Type out the records that follow, exactly as given.

——————————

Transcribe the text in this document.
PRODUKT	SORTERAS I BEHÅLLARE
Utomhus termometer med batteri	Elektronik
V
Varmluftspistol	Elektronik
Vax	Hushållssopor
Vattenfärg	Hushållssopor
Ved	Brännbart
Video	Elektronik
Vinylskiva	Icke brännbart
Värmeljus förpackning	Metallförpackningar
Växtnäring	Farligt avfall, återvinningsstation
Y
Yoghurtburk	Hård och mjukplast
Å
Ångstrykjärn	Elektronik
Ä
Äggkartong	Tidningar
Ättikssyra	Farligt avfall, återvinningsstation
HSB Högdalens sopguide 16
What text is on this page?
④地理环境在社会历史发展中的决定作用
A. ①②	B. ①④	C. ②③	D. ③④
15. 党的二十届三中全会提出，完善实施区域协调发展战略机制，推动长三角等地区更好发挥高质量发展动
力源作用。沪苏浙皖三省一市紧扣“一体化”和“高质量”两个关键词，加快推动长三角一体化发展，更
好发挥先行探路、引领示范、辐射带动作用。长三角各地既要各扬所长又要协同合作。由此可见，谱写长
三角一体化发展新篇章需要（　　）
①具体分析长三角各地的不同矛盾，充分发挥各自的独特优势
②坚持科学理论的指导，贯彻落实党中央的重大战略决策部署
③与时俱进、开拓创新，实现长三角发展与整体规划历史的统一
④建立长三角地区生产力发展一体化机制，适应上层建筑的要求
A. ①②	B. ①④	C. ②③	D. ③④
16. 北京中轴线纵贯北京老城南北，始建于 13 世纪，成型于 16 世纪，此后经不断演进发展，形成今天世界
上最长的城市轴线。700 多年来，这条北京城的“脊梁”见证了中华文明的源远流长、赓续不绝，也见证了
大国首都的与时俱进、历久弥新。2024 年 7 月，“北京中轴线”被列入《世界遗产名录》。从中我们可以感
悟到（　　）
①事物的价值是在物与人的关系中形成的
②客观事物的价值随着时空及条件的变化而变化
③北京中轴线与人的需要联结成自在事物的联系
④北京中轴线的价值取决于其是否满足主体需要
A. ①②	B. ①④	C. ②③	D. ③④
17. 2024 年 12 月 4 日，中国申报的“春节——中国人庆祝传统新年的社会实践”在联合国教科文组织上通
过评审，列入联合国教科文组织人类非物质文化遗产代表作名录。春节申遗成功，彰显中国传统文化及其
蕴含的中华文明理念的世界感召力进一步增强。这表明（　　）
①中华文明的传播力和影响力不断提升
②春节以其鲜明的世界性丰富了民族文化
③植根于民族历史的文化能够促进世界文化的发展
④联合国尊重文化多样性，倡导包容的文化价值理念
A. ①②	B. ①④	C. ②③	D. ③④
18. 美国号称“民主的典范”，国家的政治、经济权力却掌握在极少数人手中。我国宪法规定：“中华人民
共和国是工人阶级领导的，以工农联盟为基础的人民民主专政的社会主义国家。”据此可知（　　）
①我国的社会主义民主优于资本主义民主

——————————

_RESPONSE TO THE EXERCISE:_
Transcribe the text in this document.
PRODUKT	SORTERAS I BEHÅLLARE
Utomhus termometer med batteri	Elektronik
V
Varmluftspistol	Elektronik
Vax	Hushållssopor
Vattenfärg	Hushållssopor
Ved	Brännbart
Video	Elektronik
Vinylskiva	Icke brännbart
Värmeljus förpackning	Metallförpackningar
Växtnäring	Farligt avfall, återvinningsstation
Y
Yoghurtburk	Hård och mjukplast
Å
Ångstrykjärn	Elektronik
Ä
Äggkartong	Tidningar
Ättikssyra	Farligt avfall, återvinningsstation
HSB Högdalens sopguide 16
What text is on this page?
④地理环境在社会历史发展中的决定作用
A. ①②	B. ①④	C. ②③	D. ③④
15. 党的二十届三中全会提出，完善实施区域协调发展战略机制，推动长三角等地区更好发挥高质量发展动
力源作用。沪苏浙皖三省一市紧扣“一体化”和“高质量”两个关键词，加快推动长三角一体化发展，更
好发挥先行探路、引领示范、辐射带动作用。长三角各地既要各扬所长又要协同合作。由此可见，谱写长
三角一体化发展新篇章需要（　　）
①具体分析长三角各地的不同矛盾，充分发挥各自的独特优势
②坚持科学理论的指导，贯彻落实党中央的重大战略决策部署
③与时俱进、开拓创新，实现长三角发展与整体规划历史的统一
④建立长三角地区生产力发展一体化机制，适应上层建筑的要求
A. ①②	B. ①④	C. ②③	D. ③④
16. 北京中轴线纵贯北京老城南北，始建于 13 世纪，成型于 16 世纪，此后经不断演进发展，形成今天世界
上最长的城市轴线。700 多年来，这条北京城的“脊梁”见证了中华文明的源远流长、赓续不绝，也见证了
大国首都的与时俱进、历久弥新。2024 年 7 月，“北京中轴线”被列入《世界遗产名录》。从中我们可以感
悟到（　　）
①事物的价值是在物与人的关系中形成的
②客观事物的价值随着时空及条件的变化而变化
③北京中轴线与人的需要联结成自在事物的联系
④北京中轴线的价值取决于其是否满足主体需要
A. ①②	B. ①④	C. ②③	D. ③④
17. 2024 年 12 月 4 日，中国申报的“春节——中国人庆祝传统新年的社会实践”在联合国教科文组织上通
过评审，列入联合国教科文组织人类非物质文化遗产代表作名录。春节申遗成功，彰显中国传统文化及其
蕴含的中华文明理念的世界感召力进一步增强。这表明（　　）
①中华文明的传播力和影响力不断提升
②春节以其鲜明的世界性丰富了民族文化
③植根于民族历史的文化能够促进世界文化的发展
④联合国尊重文化多样性，倡导包容的文化价值理念
A. ①②	B. ①④	C. ②③	D. ③④
18. 美国号称“民主的典范”，国家的政治、经济权力却掌握在极少数人手中。我国宪法规定：“中华人民
共和国是工人阶级领导的，以工农联盟为基础的人民民主专政的社会主义国家。”据此可知（　　）
①我国的社会主义民主优于资本主义民主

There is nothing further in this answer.